- **TEKS BACAAN**
==============================

Catetan Kang Cecep Burdansyah
LAHIRNYA negara Indonesia sebagai negara merdeka tak bisa lepas dari kemunculan elite- elite Indonesia yang datang dari berbagai daerah. Untuk sekedar menyebut nama, kita mengenal orang Jawa yang menjadi elite nasional seperti Dr Soetomo, Dr Wahidin sampai Soekarno. Dari Sumatera kita mengenal Hatta, Syahrir, Natsir, Adam Malik. Dari tanah Pasundan kita mengenal Otto Iskandardinata, Mr Iwa Kusumasumantri, Ir Djuanda. Akan bertambah panjang jika dari daerah lain disebutkan satu persatu.
Mewariskan Pemikiran
Dari sejak era pergerakan nasional, revolusi, orde lama, orde baru hingga era sekarang ini yang disebut-sebut sebagai era reformasi, kemunculan elite-elite atau tokoh-tokoh masyarakat tak pernah putus. Mereka muncul sesuai perannya masing-masing.

==============================

- **DATA TERSEDIA**
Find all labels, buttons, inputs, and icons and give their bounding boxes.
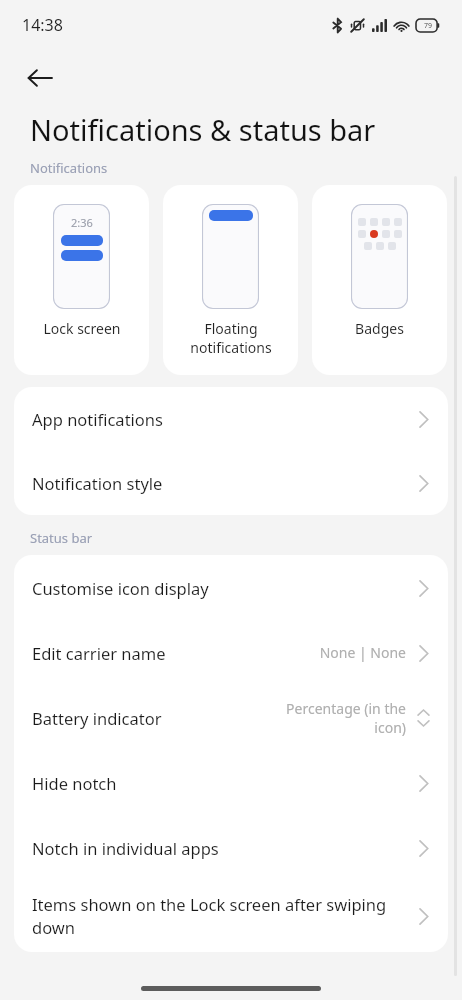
staticText: Floating notifications xyxy=(190,319,272,357)
staticText: Notification style xyxy=(32,472,163,494)
button[interactable]: 2:36 xyxy=(14,185,149,375)
button[interactable]: Badges xyxy=(312,185,447,375)
button[interactable]: App notifications xyxy=(14,387,448,451)
staticText: Battery indicator xyxy=(32,707,162,729)
staticText: App notifications xyxy=(32,408,163,430)
button[interactable]: Edit carrier name xyxy=(14,620,448,685)
staticText: Hide notch xyxy=(32,772,117,794)
staticText: 79 xyxy=(424,21,433,31)
staticText: Items shown on the Lock screen after swi… xyxy=(32,893,412,939)
button[interactable]: Battery indicator xyxy=(14,685,448,750)
staticText: Notch in individual apps xyxy=(32,837,219,859)
staticText: Notifications xyxy=(30,159,108,177)
staticText: None | None xyxy=(319,643,406,662)
button[interactable]: Items shown on the Lock screen after swi… xyxy=(14,880,448,952)
button[interactable]: Hide notch xyxy=(14,750,448,815)
button[interactable]: Notification style xyxy=(14,451,448,515)
staticText: Badges xyxy=(355,319,404,338)
button[interactable]: Floating notifications xyxy=(163,185,298,375)
button[interactable]: Notch in individual apps xyxy=(14,815,448,880)
staticText: Status bar xyxy=(30,529,93,547)
staticText: Customise icon display xyxy=(32,577,209,599)
staticText: Percentage (in the icon) xyxy=(286,699,406,737)
staticText: 2:36 xyxy=(71,215,93,230)
staticText: 14:38 xyxy=(22,14,63,36)
button[interactable]: Customise icon display xyxy=(14,555,448,620)
staticText: Notifications & status bar xyxy=(30,110,376,149)
staticText: Edit carrier name xyxy=(32,642,166,664)
button[interactable]: Back xyxy=(14,52,66,104)
staticText: Lock screen xyxy=(43,319,121,338)
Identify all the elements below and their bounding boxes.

==============================

- **LATIHAN**
**a.** Salin bagian teks bacaan mulai dari "Mewariskan Pemikiran" hingga dan termasuk "sesuai perannya masing-masing.".
**b.** Jawab pertanyaan berikut berdasarkan teks bacaan.
(i) Tokoh siapa saja dari Sumatera yang disebut dalam teks?
(ii) Tokoh siapa saja dari tanah Pasundan yang disebut dalam teks?
(iii) Era sekarang disebut-sebut sebagai era apa?

- **KUNCI JAWABAN**
**a.**
Mewariskan Pemikiran
Dari sejak era pergerakan nasional, revolusi, orde lama, orde baru hingga era sekarang ini yang disebut-sebut sebagai era reformasi, kemunculan elite-elite atau tokoh-tokoh masyarakat tak pernah putus. Mereka muncul sesuai perannya masing-masing.

**b.**
(i) Hatta, Syahrir, Natsir, dan Adam Malik.
(ii) Otto Iskandardinata, Mr Iwa Kusumasumantri, dan Ir Djuanda.
(iii) Era reformasi.